**Task details**
Gather every line that includes the word "from", please.

── The input

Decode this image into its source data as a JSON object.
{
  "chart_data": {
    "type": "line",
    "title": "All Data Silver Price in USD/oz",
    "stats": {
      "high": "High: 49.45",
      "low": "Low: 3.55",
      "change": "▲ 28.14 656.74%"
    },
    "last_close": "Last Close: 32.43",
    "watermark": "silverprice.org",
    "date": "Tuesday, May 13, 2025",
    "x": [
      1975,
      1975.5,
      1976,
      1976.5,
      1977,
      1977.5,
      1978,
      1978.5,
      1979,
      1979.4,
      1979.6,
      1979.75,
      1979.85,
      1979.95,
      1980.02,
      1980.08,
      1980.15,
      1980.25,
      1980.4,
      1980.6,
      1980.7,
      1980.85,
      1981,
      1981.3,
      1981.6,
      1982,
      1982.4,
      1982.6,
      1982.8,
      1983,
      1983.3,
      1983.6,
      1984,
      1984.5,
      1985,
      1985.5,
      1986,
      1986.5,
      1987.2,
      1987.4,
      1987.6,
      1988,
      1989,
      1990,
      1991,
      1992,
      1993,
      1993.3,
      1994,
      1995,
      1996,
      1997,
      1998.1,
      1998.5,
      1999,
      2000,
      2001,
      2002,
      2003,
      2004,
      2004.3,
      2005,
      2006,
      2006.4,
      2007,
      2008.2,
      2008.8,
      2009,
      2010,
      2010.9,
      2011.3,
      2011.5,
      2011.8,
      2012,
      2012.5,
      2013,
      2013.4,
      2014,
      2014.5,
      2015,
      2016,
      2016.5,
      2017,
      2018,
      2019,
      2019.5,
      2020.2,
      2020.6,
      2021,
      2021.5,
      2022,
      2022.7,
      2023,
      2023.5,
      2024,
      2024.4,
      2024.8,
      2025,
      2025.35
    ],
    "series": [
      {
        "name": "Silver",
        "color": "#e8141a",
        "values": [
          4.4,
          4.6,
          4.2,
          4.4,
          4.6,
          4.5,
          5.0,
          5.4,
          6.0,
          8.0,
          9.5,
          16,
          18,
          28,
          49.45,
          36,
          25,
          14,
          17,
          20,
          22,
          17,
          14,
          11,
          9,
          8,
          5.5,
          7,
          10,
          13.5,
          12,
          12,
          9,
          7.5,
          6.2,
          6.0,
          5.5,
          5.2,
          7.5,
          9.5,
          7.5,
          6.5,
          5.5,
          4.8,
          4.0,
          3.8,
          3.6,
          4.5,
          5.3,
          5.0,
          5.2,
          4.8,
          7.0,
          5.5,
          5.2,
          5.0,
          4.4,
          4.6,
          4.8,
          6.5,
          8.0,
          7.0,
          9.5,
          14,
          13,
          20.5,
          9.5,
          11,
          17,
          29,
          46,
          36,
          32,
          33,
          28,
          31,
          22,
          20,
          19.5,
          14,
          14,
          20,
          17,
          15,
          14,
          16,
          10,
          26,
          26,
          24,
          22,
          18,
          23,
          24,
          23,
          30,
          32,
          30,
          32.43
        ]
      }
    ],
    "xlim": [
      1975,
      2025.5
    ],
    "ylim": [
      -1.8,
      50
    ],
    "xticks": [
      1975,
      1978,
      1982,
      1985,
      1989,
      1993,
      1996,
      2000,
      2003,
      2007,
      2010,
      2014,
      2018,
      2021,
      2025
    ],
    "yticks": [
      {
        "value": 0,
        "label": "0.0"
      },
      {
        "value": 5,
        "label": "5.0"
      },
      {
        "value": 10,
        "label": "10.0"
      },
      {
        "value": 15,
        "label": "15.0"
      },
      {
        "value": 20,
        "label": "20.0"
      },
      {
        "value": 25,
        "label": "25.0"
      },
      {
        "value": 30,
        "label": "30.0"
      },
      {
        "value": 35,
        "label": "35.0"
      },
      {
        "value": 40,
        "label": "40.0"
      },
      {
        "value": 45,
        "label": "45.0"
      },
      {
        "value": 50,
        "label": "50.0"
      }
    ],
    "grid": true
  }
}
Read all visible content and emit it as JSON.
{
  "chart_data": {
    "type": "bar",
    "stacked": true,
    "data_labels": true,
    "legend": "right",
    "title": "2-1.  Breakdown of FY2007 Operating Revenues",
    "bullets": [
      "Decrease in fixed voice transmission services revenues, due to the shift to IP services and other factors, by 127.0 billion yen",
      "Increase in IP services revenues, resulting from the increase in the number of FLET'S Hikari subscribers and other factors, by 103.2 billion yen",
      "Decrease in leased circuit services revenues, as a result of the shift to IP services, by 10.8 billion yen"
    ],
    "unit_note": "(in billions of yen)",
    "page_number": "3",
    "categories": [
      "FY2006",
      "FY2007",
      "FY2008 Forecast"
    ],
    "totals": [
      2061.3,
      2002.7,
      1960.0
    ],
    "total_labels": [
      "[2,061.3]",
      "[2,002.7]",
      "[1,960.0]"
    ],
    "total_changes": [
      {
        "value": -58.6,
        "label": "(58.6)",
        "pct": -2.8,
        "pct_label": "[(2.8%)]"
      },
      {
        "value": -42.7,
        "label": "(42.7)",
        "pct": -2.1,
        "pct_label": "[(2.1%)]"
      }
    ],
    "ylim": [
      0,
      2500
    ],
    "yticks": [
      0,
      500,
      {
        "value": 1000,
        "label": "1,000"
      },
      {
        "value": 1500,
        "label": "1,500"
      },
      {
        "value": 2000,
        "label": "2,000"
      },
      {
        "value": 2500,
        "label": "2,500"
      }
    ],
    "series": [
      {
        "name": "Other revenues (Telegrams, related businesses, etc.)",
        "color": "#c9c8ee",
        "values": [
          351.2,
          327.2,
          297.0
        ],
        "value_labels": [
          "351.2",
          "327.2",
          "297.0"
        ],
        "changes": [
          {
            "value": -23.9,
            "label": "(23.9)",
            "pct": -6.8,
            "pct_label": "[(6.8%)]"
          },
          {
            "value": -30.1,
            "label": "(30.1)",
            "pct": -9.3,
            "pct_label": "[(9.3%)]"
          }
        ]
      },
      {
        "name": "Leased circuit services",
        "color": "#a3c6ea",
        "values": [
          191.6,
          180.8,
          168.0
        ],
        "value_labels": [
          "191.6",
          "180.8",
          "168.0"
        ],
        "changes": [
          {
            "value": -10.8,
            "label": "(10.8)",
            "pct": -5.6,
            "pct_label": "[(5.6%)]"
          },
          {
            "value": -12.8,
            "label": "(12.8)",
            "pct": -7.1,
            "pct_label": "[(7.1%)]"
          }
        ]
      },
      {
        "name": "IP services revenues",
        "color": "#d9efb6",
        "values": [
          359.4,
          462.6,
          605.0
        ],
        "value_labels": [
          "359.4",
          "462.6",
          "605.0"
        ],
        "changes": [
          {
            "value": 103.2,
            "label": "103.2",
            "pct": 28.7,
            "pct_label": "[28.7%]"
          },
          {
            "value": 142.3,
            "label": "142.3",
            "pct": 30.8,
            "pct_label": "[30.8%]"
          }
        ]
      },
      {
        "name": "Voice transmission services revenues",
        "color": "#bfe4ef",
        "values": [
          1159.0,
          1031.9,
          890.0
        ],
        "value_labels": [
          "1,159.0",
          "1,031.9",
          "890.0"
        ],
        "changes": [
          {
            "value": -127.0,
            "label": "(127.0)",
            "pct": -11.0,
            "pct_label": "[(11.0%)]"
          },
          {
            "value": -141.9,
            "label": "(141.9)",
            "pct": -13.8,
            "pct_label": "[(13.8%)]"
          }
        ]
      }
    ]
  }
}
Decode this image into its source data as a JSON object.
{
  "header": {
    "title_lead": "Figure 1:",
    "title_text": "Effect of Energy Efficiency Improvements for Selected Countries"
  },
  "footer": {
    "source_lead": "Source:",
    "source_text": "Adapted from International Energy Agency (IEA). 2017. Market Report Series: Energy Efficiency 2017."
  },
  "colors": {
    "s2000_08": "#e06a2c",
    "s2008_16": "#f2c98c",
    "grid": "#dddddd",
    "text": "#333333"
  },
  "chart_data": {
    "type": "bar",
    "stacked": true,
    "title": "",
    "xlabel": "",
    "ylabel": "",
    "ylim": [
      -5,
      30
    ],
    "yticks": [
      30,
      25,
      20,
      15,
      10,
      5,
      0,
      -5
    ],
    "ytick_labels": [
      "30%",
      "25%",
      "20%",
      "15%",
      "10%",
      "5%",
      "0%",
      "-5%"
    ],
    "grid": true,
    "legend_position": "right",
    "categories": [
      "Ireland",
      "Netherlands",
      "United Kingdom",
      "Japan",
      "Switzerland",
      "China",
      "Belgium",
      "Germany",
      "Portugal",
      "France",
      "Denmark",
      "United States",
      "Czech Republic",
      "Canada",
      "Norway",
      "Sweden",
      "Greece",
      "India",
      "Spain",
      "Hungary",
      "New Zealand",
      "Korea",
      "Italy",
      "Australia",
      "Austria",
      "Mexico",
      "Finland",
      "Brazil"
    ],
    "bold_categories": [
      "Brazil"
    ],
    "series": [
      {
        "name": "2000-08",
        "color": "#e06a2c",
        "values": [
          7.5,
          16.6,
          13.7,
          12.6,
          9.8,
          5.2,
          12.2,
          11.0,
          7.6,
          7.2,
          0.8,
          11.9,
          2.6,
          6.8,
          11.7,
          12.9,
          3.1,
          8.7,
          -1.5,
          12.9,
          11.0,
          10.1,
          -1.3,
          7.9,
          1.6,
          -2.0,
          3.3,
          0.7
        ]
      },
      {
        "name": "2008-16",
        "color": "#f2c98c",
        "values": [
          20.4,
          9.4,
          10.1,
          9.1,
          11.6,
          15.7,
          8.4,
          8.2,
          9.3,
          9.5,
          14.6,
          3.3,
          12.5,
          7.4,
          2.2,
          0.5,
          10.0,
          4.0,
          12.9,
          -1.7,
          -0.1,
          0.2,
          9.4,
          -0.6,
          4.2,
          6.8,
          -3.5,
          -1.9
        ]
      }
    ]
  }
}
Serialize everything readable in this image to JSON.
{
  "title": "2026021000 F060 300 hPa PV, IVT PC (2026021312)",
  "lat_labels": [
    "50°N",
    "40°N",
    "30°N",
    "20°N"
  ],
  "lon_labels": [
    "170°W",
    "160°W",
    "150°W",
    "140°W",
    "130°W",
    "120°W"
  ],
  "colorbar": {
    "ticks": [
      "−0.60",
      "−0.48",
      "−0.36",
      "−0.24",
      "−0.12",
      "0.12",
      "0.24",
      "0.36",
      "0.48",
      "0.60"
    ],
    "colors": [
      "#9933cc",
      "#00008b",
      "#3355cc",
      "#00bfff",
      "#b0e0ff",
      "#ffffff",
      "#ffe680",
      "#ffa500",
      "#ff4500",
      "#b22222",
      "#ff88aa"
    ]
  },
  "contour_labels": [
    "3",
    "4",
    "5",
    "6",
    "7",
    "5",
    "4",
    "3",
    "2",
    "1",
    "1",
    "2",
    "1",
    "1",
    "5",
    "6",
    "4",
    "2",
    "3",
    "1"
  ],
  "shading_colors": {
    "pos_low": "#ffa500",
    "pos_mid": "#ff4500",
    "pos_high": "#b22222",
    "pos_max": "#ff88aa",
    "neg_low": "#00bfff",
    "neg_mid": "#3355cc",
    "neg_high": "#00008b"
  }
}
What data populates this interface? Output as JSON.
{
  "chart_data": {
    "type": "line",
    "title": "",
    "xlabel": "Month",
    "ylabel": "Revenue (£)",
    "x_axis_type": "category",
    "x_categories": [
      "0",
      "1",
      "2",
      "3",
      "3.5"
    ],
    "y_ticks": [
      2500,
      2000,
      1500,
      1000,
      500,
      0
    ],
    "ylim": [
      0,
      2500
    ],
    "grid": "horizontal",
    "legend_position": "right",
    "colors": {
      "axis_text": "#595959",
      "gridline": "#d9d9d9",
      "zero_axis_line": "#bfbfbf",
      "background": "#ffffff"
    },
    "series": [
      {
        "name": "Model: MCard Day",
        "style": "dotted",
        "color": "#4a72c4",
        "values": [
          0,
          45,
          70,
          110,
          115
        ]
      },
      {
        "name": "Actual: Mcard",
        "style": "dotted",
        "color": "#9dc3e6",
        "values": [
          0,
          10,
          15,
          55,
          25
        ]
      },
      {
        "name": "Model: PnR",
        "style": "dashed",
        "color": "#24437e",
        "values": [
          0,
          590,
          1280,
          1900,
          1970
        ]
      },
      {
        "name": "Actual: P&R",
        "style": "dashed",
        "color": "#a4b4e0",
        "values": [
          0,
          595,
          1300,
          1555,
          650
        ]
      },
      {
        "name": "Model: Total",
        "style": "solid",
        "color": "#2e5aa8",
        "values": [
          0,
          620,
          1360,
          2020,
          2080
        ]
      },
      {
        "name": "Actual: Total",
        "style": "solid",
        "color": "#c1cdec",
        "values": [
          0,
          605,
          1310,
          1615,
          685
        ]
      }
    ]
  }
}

────

**Response to the task**
      "Increase in IP services revenues, resulting from the increase in the number of FLET'S Hikari subscribers and other factors, by 103.2 billion yen",
    "source_text": "Adapted from International Energy Agency (IEA). 2017. Market Report Series: Energy Efficiency 2017."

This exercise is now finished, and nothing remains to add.